*** Given records ***

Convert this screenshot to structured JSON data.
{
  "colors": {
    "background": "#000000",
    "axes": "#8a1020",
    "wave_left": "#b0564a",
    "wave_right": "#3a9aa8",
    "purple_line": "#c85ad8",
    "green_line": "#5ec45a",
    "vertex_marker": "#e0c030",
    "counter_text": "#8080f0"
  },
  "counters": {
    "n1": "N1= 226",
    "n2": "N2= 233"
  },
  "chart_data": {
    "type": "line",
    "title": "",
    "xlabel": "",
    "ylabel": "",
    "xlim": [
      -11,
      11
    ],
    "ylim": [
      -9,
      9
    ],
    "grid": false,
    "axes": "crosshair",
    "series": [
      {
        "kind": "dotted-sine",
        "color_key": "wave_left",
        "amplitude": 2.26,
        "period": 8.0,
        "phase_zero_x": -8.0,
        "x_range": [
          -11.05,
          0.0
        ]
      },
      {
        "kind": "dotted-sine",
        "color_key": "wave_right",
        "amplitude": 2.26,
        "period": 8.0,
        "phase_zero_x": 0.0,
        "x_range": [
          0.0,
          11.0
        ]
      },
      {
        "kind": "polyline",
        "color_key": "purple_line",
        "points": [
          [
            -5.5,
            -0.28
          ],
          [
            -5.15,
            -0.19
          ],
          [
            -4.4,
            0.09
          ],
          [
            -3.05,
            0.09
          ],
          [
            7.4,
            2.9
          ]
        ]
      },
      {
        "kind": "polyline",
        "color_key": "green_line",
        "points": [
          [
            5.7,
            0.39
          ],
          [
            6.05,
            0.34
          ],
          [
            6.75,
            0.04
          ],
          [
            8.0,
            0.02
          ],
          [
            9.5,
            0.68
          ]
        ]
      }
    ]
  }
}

***

_Short exercise_
Transcribe each entry exactly.

_Correct output_
Convert this screenshot to structured JSON data.
{
  "colors": {
    "background": "#000000",
    "axes": "#8a1020",
    "wave_left": "#b0564a",
    "wave_right": "#3a9aa8",
    "purple_line": "#c85ad8",
    "green_line": "#5ec45a",
    "vertex_marker": "#e0c030",
    "counter_text": "#8080f0"
  },
  "counters": {
    "n1": "N1= 226",
    "n2": "N2= 233"
  },
  "chart_data": {
    "type": "line",
    "title": "",
    "xlabel": "",
    "ylabel": "",
    "xlim": [
      -11,
      11
    ],
    "ylim": [
      -9,
      9
    ],
    "grid": false,
    "axes": "crosshair",
    "series": [
      {
        "kind": "dotted-sine",
        "color_key": "wave_left",
        "amplitude": 2.26,
        "period": 8.0,
        "phase_zero_x": -8.0,
        "x_range": [
          -11.05,
          0.0
        ]
      },
      {
        "kind": "dotted-sine",
        "color_key": "wave_right",
        "amplitude": 2.26,
        "period": 8.0,
        "phase_zero_x": 0.0,
        "x_range": [
          0.0,
          11.0
        ]
      },
      {
        "kind": "polyline",
        "color_key": "purple_line",
        "points": [
          [
            -5.5,
            -0.28
          ],
          [
            -5.15,
            -0.19
          ],
          [
            -4.4,
            0.09
          ],
          [
            -3.05,
            0.09
          ],
          [
            7.4,
            2.9
          ]
        ]
      },
      {
        "kind": "polyline",
        "color_key": "green_line",
        "points": [
          [
            5.7,
            0.39
          ],
          [
            6.05,
            0.34
          ],
          [
            6.75,
            0.04
          ],
          [
            8.0,
            0.02
          ],
          [
            9.5,
            0.68
          ]
        ]
      }
    ]
  }
}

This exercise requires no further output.